>> Start Data rows

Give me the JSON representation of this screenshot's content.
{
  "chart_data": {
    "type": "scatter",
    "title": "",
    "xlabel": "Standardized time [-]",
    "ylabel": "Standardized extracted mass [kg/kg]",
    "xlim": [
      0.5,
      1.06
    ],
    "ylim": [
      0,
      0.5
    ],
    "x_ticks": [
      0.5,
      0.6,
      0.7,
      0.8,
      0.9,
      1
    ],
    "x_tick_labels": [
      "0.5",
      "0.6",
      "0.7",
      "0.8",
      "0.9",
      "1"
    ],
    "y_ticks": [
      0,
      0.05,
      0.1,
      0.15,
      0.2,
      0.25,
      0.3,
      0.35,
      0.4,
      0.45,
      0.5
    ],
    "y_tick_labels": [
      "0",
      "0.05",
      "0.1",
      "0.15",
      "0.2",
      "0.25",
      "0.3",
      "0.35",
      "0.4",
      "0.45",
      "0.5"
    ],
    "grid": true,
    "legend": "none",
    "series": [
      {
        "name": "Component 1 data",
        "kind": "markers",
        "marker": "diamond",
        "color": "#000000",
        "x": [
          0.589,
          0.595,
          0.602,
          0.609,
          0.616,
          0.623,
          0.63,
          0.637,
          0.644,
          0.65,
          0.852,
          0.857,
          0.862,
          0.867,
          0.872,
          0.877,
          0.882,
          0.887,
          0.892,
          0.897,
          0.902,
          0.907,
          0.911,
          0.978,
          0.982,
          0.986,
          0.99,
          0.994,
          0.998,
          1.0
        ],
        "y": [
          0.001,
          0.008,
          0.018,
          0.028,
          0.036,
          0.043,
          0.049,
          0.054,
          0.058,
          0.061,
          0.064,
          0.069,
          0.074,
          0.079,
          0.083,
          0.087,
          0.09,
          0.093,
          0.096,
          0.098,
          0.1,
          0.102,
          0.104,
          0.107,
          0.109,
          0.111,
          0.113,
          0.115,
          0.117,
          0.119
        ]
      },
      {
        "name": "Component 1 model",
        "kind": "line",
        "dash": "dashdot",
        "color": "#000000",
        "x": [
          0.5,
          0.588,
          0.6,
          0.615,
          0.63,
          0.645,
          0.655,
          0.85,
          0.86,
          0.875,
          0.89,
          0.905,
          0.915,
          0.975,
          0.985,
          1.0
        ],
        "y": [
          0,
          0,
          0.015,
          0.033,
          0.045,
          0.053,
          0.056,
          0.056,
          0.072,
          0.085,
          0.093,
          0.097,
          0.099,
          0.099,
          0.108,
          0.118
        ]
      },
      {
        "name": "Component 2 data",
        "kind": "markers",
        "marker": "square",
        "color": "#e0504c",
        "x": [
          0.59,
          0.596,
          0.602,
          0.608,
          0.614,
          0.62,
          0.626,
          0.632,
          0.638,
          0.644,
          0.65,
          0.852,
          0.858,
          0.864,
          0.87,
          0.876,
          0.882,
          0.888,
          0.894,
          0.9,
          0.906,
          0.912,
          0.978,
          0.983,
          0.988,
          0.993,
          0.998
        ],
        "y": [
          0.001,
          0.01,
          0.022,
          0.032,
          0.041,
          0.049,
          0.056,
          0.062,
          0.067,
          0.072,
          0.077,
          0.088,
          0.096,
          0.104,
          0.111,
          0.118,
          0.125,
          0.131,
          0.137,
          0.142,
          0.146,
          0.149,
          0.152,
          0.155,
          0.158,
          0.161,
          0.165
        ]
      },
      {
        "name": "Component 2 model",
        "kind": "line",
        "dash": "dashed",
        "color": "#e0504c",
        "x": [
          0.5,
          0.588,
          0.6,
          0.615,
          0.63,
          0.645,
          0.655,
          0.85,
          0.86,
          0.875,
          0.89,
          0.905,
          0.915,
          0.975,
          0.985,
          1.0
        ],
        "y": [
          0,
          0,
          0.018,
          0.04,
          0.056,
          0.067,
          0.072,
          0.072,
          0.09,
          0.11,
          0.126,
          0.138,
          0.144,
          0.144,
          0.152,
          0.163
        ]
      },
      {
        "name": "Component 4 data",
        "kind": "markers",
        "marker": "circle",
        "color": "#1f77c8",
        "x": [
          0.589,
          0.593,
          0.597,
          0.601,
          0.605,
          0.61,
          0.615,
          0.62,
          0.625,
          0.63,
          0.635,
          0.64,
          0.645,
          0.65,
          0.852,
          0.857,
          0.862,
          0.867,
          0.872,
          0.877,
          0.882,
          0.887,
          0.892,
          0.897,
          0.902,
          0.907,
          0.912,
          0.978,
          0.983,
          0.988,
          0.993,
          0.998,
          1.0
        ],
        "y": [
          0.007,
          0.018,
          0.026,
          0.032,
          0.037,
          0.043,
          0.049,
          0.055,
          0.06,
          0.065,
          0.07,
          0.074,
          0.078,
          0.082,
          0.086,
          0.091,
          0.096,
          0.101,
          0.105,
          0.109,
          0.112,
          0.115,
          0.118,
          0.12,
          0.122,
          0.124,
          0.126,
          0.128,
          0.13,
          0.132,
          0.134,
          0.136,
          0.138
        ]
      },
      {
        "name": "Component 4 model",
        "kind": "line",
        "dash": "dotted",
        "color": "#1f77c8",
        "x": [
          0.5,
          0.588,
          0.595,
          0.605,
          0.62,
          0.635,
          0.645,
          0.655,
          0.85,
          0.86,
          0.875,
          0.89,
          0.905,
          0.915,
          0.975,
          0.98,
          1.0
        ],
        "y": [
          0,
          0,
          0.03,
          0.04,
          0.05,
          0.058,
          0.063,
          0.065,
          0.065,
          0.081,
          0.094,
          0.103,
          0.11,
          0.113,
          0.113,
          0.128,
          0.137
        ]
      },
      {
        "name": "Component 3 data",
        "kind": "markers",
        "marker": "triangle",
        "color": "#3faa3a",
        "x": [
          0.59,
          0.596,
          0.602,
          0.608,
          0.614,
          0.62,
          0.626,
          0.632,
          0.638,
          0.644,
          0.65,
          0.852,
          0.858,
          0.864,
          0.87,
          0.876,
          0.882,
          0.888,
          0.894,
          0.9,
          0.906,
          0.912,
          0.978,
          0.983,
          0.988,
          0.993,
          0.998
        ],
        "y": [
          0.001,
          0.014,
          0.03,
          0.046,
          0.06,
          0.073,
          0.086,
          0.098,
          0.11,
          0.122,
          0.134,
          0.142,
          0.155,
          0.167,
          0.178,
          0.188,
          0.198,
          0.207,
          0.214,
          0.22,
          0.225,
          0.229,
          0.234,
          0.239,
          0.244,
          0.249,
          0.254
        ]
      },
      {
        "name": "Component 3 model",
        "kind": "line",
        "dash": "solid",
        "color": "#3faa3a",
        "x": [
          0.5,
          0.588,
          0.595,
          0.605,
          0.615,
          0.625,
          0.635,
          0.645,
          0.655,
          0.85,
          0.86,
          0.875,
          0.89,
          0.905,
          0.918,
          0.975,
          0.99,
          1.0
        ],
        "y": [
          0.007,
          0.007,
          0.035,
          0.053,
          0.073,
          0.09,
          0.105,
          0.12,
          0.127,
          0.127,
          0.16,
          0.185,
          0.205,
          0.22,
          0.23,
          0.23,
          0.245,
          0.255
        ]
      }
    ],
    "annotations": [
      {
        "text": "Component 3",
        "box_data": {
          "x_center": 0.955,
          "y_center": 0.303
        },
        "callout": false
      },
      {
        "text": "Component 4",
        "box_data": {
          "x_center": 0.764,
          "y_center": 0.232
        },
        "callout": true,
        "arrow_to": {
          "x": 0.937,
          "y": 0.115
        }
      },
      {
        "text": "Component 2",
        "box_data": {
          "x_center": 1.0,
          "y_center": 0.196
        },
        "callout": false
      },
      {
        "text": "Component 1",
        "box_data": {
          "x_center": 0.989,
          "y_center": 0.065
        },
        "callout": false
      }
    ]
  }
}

>> End Data rows

Write down every line of the data exactly as it appears above.

Give me the JSON representation of this screenshot's content.
{
  "chart_data": {
    "type": "scatter",
    "title": "",
    "xlabel": "Standardized time [-]",
    "ylabel": "Standardized extracted mass [kg/kg]",
    "xlim": [
      0.5,
      1.06
    ],
    "ylim": [
      0,
      0.5
    ],
    "x_ticks": [
      0.5,
      0.6,
      0.7,
      0.8,
      0.9,
      1
    ],
    "x_tick_labels": [
      "0.5",
      "0.6",
      "0.7",
      "0.8",
      "0.9",
      "1"
    ],
    "y_ticks": [
      0,
      0.05,
      0.1,
      0.15,
      0.2,
      0.25,
      0.3,
      0.35,
      0.4,
      0.45,
      0.5
    ],
    "y_tick_labels": [
      "0",
      "0.05",
      "0.1",
      "0.15",
      "0.2",
      "0.25",
      "0.3",
      "0.35",
      "0.4",
      "0.45",
      "0.5"
    ],
    "grid": true,
    "legend": "none",
    "series": [
      {
        "name": "Component 1 data",
        "kind": "markers",
        "marker": "diamond",
        "color": "#000000",
        "x": [
          0.589,
          0.595,
          0.602,
          0.609,
          0.616,
          0.623,
          0.63,
          0.637,
          0.644,
          0.65,
          0.852,
          0.857,
          0.862,
          0.867,
          0.872,
          0.877,
          0.882,
          0.887,
          0.892,
          0.897,
          0.902,
          0.907,
          0.911,
          0.978,
          0.982,
          0.986,
          0.99,
          0.994,
          0.998,
          1.0
        ],
        "y": [
          0.001,
          0.008,
          0.018,
          0.028,
          0.036,
          0.043,
          0.049,
          0.054,
          0.058,
          0.061,
          0.064,
          0.069,
          0.074,
          0.079,
          0.083,
          0.087,
          0.09,
          0.093,
          0.096,
          0.098,
          0.1,
          0.102,
          0.104,
          0.107,
          0.109,
          0.111,
          0.113,
          0.115,
          0.117,
          0.119
        ]
      },
      {
        "name": "Component 1 model",
        "kind": "line",
        "dash": "dashdot",
        "color": "#000000",
        "x": [
          0.5,
          0.588,
          0.6,
          0.615,
          0.63,
          0.645,
          0.655,
          0.85,
          0.86,
          0.875,
          0.89,
          0.905,
          0.915,
          0.975,
          0.985,
          1.0
        ],
        "y": [
          0,
          0,
          0.015,
          0.033,
          0.045,
          0.053,
          0.056,
          0.056,
          0.072,
          0.085,
          0.093,
          0.097,
          0.099,
          0.099,
          0.108,
          0.118
        ]
      },
      {
        "name": "Component 2 data",
        "kind": "markers",
        "marker": "square",
        "color": "#e0504c",
        "x": [
          0.59,
          0.596,
          0.602,
          0.608,
          0.614,
          0.62,
          0.626,
          0.632,
          0.638,
          0.644,
          0.65,
          0.852,
          0.858,
          0.864,
          0.87,
          0.876,
          0.882,
          0.888,
          0.894,
          0.9,
          0.906,
          0.912,
          0.978,
          0.983,
          0.988,
          0.993,
          0.998
        ],
        "y": [
          0.001,
          0.01,
          0.022,
          0.032,
          0.041,
          0.049,
          0.056,
          0.062,
          0.067,
          0.072,
          0.077,
          0.088,
          0.096,
          0.104,
          0.111,
          0.118,
          0.125,
          0.131,
          0.137,
          0.142,
          0.146,
          0.149,
          0.152,
          0.155,
          0.158,
          0.161,
          0.165
        ]
      },
      {
        "name": "Component 2 model",
        "kind": "line",
        "dash": "dashed",
        "color": "#e0504c",
        "x": [
          0.5,
          0.588,
          0.6,
          0.615,
          0.63,
          0.645,
          0.655,
          0.85,
          0.86,
          0.875,
          0.89,
          0.905,
          0.915,
          0.975,
          0.985,
          1.0
        ],
        "y": [
          0,
          0,
          0.018,
          0.04,
          0.056,
          0.067,
          0.072,
          0.072,
          0.09,
          0.11,
          0.126,
          0.138,
          0.144,
          0.144,
          0.152,
          0.163
        ]
      },
      {
        "name": "Component 4 data",
        "kind": "markers",
        "marker": "circle",
        "color": "#1f77c8",
        "x": [
          0.589,
          0.593,
          0.597,
          0.601,
          0.605,
          0.61,
          0.615,
          0.62,
          0.625,
          0.63,
          0.635,
          0.64,
          0.645,
          0.65,
          0.852,
          0.857,
          0.862,
          0.867,
          0.872,
          0.877,
          0.882,
          0.887,
          0.892,
          0.897,
          0.902,
          0.907,
          0.912,
          0.978,
          0.983,
          0.988,
          0.993,
          0.998,
          1.0
        ],
        "y": [
          0.007,
          0.018,
          0.026,
          0.032,
          0.037,
          0.043,
          0.049,
          0.055,
          0.06,
          0.065,
          0.07,
          0.074,
          0.078,
          0.082,
          0.086,
          0.091,
          0.096,
          0.101,
          0.105,
          0.109,
          0.112,
          0.115,
          0.118,
          0.12,
          0.122,
          0.124,
          0.126,
          0.128,
          0.13,
          0.132,
          0.134,
          0.136,
          0.138
        ]
      },
      {
        "name": "Component 4 model",
        "kind": "line",
        "dash": "dotted",
        "color": "#1f77c8",
        "x": [
          0.5,
          0.588,
          0.595,
          0.605,
          0.62,
          0.635,
          0.645,
          0.655,
          0.85,
          0.86,
          0.875,
          0.89,
          0.905,
          0.915,
          0.975,
          0.98,
          1.0
        ],
        "y": [
          0,
          0,
          0.03,
          0.04,
          0.05,
          0.058,
          0.063,
          0.065,
          0.065,
          0.081,
          0.094,
          0.103,
          0.11,
          0.113,
          0.113,
          0.128,
          0.137
        ]
      },
      {
        "name": "Component 3 data",
        "kind": "markers",
        "marker": "triangle",
        "color": "#3faa3a",
        "x": [
          0.59,
          0.596,
          0.602,
          0.608,
          0.614,
          0.62,
          0.626,
          0.632,
          0.638,
          0.644,
          0.65,
          0.852,
          0.858,
          0.864,
          0.87,
          0.876,
          0.882,
          0.888,
          0.894,
          0.9,
          0.906,
          0.912,
          0.978,
          0.983,
          0.988,
          0.993,
          0.998
        ],
        "y": [
          0.001,
          0.014,
          0.03,
          0.046,
          0.06,
          0.073,
          0.086,
          0.098,
          0.11,
          0.122,
          0.134,
          0.142,
          0.155,
          0.167,
          0.178,
          0.188,
          0.198,
          0.207,
          0.214,
          0.22,
          0.225,
          0.229,
          0.234,
          0.239,
          0.244,
          0.249,
          0.254
        ]
      },
      {
        "name": "Component 3 model",
        "kind": "line",
        "dash": "solid",
        "color": "#3faa3a",
        "x": [
          0.5,
          0.588,
          0.595,
          0.605,
          0.615,
          0.625,
          0.635,
          0.645,
          0.655,
          0.85,
          0.86,
          0.875,
          0.89,
          0.905,
          0.918,
          0.975,
          0.99,
          1.0
        ],
        "y": [
          0.007,
          0.007,
          0.035,
          0.053,
          0.073,
          0.09,
          0.105,
          0.12,
          0.127,
          0.127,
          0.16,
          0.185,
          0.205,
          0.22,
          0.23,
          0.23,
          0.245,
          0.255
        ]
      }
    ],
    "annotations": [
      {
        "text": "Component 3",
        "box_data": {
          "x_center": 0.955,
          "y_center": 0.303
        },
        "callout": false
      },
      {
        "text": "Component 4",
        "box_data": {
          "x_center": 0.764,
          "y_center": 0.232
        },
        "callout": true,
        "arrow_to": {
          "x": 0.937,
          "y": 0.115
        }
      },
      {
        "text": "Component 2",
        "box_data": {
          "x_center": 1.0,
          "y_center": 0.196
        },
        "callout": false
      },
      {
        "text": "Component 1",
        "box_data": {
          "x_center": 0.989,
          "y_center": 0.065
        },
        "callout": false
      }
    ]
  }
}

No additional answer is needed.